Filha mais velha de Eunice e Rubens, Vera faz diversas imagens com uma câmera super-8 durante o filme, e ainda envia um vídeo relatando sua estadia na Inglaterra pouco antes de seu pai ser levado para a morte. A adição de filmagens foi uma ferramenta para destacar memórias familiares.

Professor no livro dos suspeitos

Eunice Paiva esteve presa no Doi-Codi durante 12 dias. Interrogada diversas vezes, foi obrigada a olhar um livro com fotos de pessoas procuradas e presos políticos, para ceder e apontar alguém que conhecia. No filme, a esposa de Rubens identifica a professora das filhas entre as fotos, mas diz não saber o que fazia ali. O agente conta então que a mulher foi flagrada com cartas para Rubens quando voltava de uma viagem ao Chile onde visitou exilados.

Na vida real, Eunice também teve que encarar o álbum de fotos, mas não cedeu. “Minha mãe identificou a foto da professora das minhas irmãs, Cecília, no álbum da prisão. Mas eu não falei nada”, escreveu Marcelo em suas memórias. Meses depois, em junho de 1971, Cecília enviou a Eunice uma carta – que é reproduzida detalhadamente no filme -, na qual ela dizia que estava presa com Rubens no Doi-Codi, e que ouviu o ex-deputado repetir o próprio nome e grita pela água, mais uma testemunha da prisão do ex-deputado.

◆ ◆ ◆

■ REQUISITOS
• a. Reescreva de forma mais breve o parágrafo do trecho que começa com "Eunice Paiva esteve presa", mantendo seus fatos principais.
• b. Copie sem nenhuma alteração a parte do trecho que começa com as palavras "Na vida real, Eunice" e termina com "prisão do ex-deputado.".

■ MATERIAL FORNECIDO
◆ ◆ ◆

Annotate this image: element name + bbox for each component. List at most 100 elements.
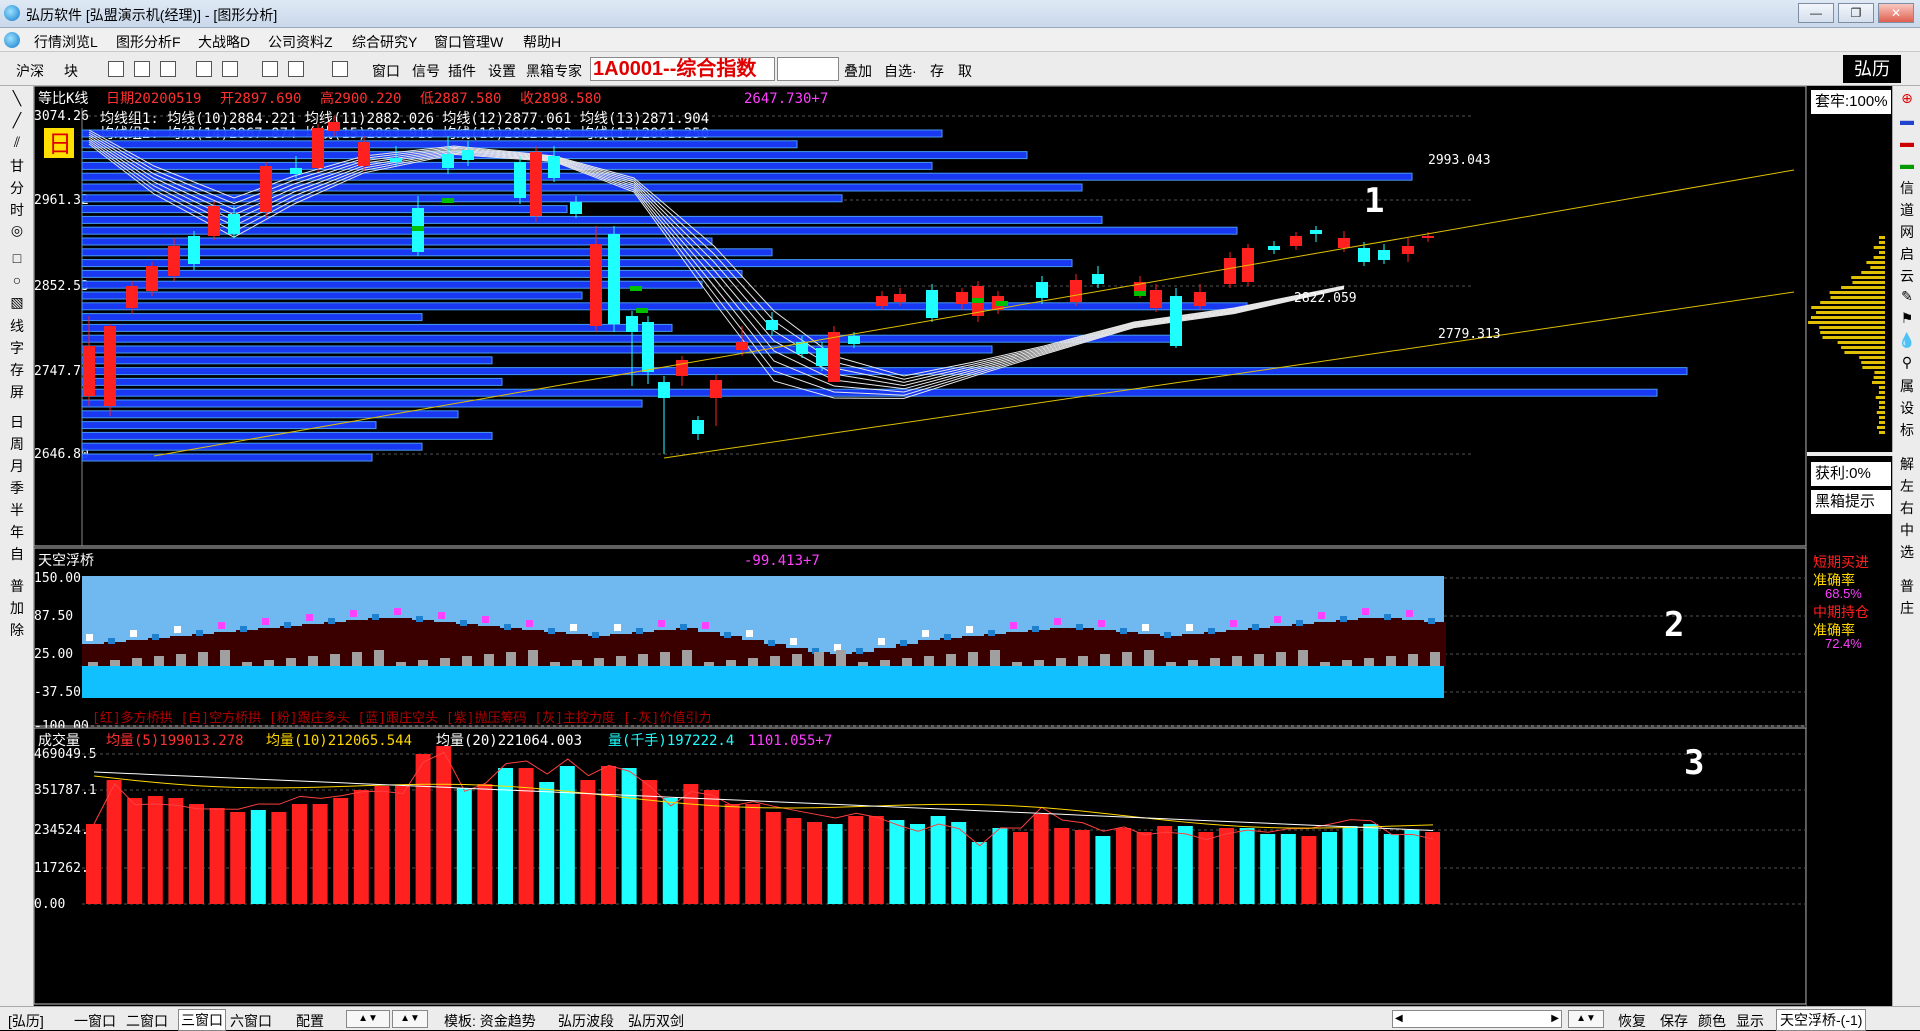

◆ ◆ ◆

■ RESPOSTAS POR TAREFA
• a. Eunice Paiva ficou 12 dias presa no Doi-Codi. Lá foi interrogada várias vezes e forçada a examinar um livro com fotos de procurados e presos políticos para apontar alguém que conhecia. No filme, ela reconhece a professora das filhas, mas diz não saber por que a foto estava ali. O agente explica então que a mulher foi pega com cartas para Rubens ao voltar de uma viagem ao Chile, onde visitou exilados.

• b.
Na vida real, Eunice também teve que encarar o álbum de fotos, mas não cedeu. “Minha mãe identificou a foto da professora das minhas irmãs, Cecília, no álbum da prisão. Mas eu não falei nada”, escreveu Marcelo em suas memórias. Meses depois, em junho de 1971, Cecília enviou a Eunice uma carta – que é reproduzida detalhadamente no filme -, na qual ela dizia que estava presa com Rubens no Doi-Codi, e que ouviu o ex-deputado repetir o próprio nome e grita pela água, mais uma testemunha da prisão do ex-deputado.